>> begin Material for the task

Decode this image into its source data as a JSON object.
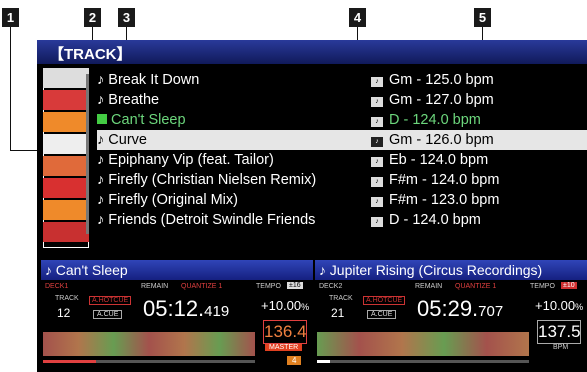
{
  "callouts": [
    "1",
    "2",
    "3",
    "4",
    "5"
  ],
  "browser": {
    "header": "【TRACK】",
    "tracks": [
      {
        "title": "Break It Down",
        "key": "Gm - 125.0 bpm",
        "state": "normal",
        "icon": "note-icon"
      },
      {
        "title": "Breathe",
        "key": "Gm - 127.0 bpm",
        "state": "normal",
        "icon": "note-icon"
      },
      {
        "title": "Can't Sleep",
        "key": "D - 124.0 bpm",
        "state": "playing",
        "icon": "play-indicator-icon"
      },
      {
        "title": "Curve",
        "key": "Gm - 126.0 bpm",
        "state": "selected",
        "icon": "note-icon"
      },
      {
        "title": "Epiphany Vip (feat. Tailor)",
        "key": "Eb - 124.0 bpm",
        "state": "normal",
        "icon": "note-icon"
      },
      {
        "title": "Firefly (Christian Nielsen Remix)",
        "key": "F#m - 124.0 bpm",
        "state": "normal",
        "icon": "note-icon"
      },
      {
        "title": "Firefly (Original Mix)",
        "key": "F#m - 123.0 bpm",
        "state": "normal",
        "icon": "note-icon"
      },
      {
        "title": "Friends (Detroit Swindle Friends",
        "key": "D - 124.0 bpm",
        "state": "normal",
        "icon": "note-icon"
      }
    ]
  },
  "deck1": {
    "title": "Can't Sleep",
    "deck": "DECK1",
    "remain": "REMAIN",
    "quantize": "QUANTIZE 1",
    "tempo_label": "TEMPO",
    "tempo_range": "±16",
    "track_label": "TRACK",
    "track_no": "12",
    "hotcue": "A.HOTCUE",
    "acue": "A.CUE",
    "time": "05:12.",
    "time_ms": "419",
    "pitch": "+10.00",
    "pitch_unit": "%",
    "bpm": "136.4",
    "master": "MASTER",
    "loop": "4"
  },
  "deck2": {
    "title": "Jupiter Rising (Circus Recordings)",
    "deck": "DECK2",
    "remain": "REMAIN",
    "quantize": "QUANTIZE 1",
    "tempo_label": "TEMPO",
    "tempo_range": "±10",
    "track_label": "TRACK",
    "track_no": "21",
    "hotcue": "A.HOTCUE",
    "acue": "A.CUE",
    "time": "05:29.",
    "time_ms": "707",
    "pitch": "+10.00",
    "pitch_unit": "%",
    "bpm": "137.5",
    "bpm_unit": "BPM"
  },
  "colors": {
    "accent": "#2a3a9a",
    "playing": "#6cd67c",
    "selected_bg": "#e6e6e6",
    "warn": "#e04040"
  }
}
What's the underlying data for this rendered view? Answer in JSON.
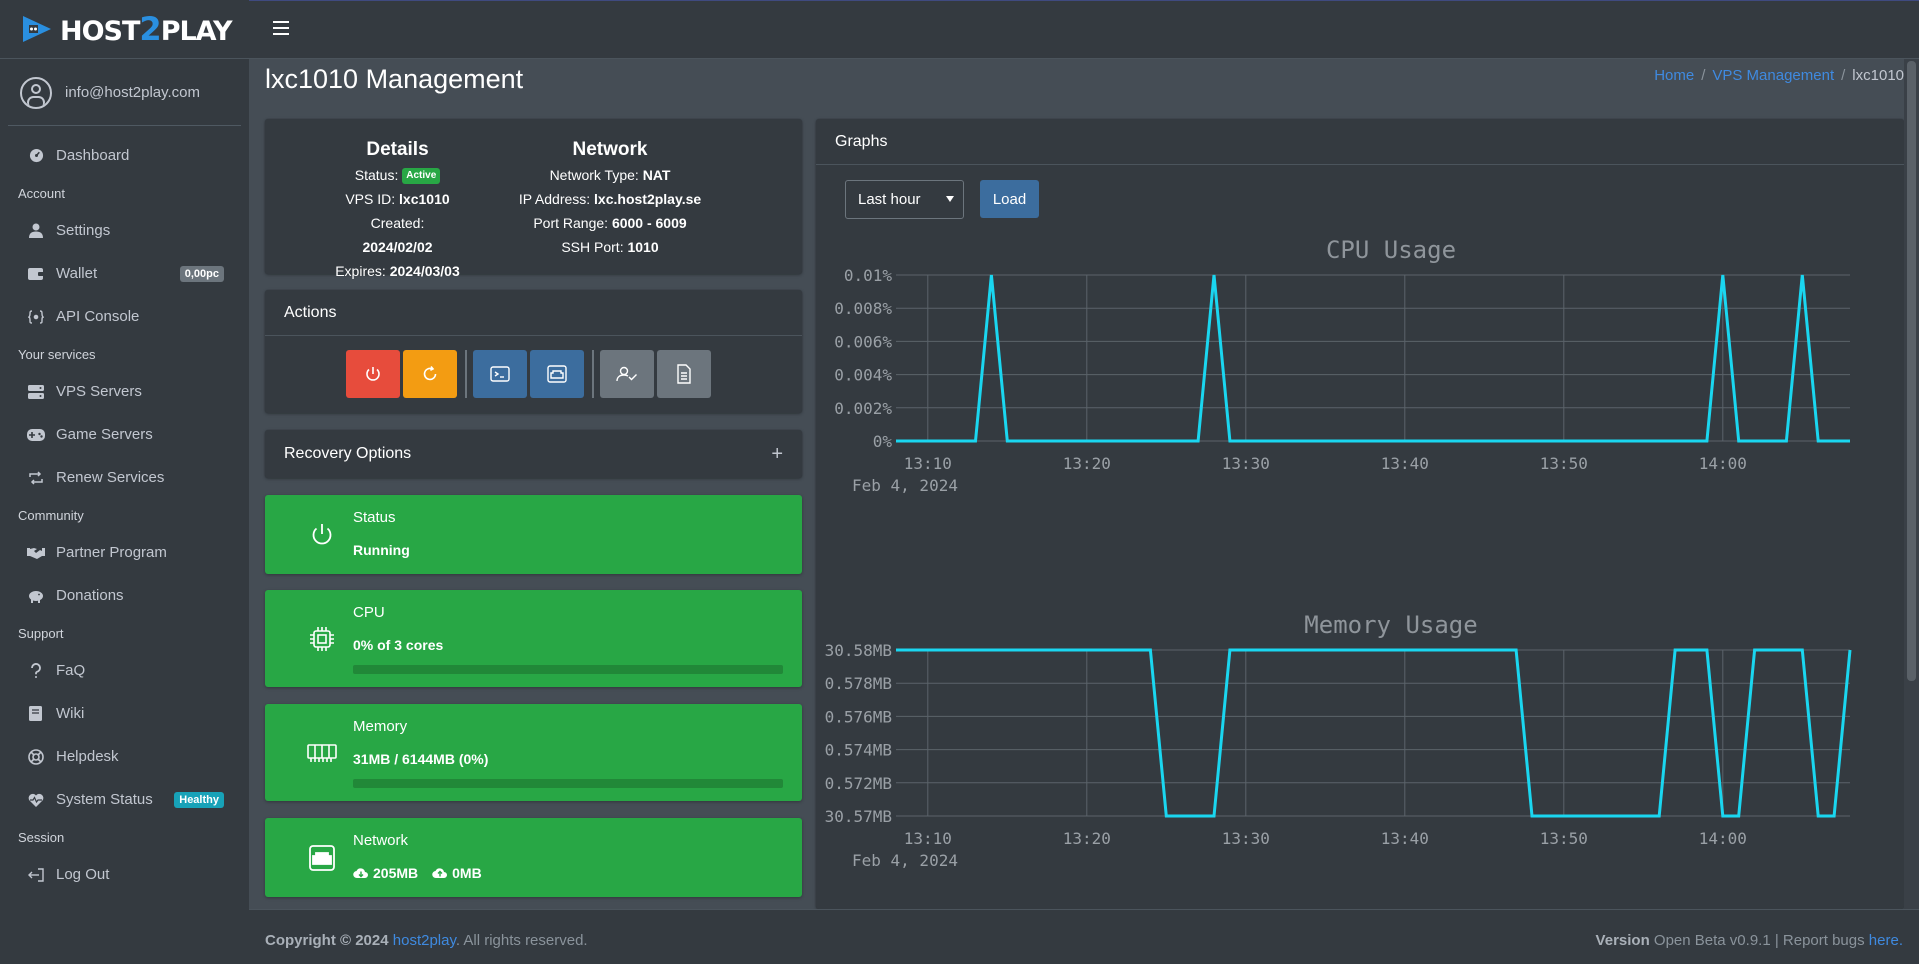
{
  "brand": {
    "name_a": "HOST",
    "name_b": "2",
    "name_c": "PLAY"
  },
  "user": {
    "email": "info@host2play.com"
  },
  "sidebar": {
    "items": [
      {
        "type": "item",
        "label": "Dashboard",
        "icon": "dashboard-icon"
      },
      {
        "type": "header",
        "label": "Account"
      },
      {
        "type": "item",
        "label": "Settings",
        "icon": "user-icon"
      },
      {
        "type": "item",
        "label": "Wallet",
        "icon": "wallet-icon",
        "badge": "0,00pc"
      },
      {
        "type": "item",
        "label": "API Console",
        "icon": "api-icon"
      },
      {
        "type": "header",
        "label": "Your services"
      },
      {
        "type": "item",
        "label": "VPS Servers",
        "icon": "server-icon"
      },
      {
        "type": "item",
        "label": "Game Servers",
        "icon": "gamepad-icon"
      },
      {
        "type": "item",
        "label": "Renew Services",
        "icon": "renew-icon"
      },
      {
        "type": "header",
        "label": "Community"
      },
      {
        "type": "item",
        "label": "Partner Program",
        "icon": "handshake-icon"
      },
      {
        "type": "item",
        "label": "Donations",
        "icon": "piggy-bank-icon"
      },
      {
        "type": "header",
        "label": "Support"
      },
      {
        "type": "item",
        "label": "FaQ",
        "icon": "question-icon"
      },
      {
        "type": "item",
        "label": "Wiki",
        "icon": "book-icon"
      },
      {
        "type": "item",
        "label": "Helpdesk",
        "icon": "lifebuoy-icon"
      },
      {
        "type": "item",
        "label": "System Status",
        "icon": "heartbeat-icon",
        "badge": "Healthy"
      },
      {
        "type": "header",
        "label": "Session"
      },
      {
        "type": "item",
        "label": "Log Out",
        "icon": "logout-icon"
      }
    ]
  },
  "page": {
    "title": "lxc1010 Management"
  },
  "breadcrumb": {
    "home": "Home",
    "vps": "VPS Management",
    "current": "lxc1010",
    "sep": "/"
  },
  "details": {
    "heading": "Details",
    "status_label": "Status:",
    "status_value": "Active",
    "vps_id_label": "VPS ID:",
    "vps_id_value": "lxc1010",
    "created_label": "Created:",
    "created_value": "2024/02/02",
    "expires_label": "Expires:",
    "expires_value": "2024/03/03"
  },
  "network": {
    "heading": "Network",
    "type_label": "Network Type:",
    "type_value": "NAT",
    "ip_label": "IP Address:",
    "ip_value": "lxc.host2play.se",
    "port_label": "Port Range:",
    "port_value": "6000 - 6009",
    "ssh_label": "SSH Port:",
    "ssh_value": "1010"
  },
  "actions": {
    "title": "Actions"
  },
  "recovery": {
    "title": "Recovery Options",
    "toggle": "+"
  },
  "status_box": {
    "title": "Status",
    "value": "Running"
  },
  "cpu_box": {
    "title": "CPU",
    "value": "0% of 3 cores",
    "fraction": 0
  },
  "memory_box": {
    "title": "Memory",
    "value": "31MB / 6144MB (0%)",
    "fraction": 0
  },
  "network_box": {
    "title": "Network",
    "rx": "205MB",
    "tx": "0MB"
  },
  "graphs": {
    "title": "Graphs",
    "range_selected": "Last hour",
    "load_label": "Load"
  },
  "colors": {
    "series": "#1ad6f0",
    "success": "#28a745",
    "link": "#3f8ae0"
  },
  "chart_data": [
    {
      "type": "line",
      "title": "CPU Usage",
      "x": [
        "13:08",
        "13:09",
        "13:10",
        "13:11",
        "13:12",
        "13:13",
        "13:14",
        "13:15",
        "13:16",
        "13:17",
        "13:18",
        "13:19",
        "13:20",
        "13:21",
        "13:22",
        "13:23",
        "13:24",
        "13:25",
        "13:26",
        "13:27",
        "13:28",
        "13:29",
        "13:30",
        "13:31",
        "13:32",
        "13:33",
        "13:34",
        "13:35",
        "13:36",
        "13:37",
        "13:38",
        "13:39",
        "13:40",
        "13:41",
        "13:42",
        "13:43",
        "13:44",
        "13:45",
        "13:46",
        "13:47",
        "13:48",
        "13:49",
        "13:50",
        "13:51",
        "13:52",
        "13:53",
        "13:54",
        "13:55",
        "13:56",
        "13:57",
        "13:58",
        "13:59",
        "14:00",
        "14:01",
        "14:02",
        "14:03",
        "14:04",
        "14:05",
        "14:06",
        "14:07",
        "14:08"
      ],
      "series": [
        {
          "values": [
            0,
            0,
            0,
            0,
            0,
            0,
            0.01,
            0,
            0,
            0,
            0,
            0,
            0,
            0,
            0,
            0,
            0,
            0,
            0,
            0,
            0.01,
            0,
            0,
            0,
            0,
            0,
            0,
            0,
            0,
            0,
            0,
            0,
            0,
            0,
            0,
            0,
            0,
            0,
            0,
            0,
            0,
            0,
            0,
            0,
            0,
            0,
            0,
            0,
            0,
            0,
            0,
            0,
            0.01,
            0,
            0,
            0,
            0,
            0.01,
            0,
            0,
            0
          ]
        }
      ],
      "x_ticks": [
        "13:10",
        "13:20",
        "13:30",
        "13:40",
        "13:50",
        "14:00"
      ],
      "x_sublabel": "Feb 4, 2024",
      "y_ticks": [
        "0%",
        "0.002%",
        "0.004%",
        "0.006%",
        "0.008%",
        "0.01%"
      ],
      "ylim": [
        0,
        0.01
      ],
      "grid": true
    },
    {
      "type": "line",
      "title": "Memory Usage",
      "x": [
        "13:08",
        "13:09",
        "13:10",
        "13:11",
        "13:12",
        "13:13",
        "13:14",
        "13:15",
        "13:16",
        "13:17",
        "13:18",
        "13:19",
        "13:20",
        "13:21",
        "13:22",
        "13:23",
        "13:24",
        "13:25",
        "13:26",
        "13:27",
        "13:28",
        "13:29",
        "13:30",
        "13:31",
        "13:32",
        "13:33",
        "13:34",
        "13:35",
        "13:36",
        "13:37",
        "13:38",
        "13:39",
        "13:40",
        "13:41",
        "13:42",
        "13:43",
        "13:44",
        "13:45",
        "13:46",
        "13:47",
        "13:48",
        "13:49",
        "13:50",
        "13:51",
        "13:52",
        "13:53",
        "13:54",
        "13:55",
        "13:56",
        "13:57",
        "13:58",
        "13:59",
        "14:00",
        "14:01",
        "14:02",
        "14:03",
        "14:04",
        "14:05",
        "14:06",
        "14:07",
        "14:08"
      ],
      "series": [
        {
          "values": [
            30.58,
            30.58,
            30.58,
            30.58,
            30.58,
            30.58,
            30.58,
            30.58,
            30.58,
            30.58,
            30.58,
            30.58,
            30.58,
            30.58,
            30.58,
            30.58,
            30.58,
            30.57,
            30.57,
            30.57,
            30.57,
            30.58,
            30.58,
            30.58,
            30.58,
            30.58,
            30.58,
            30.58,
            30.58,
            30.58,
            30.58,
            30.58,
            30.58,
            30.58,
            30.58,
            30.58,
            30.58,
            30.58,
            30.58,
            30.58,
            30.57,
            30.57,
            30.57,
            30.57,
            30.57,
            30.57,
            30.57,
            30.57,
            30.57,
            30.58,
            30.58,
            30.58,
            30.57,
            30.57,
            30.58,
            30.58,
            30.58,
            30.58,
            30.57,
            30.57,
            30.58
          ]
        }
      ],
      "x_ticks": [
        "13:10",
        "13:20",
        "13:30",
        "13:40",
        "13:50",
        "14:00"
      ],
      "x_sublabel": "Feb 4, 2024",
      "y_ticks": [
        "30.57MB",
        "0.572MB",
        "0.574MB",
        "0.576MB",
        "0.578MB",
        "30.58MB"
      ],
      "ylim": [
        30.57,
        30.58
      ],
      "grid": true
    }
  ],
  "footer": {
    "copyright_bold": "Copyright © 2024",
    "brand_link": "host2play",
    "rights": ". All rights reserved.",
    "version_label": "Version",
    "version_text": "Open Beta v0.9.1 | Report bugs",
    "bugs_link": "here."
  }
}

>> end Material for the task

* _Written exercise_: Filter the entries above down to the lines containing the word "this".

* _Solution_:
Decode this image into its source data as a JSON object.
What's the underlying data for this rendered view? Answer in JSON.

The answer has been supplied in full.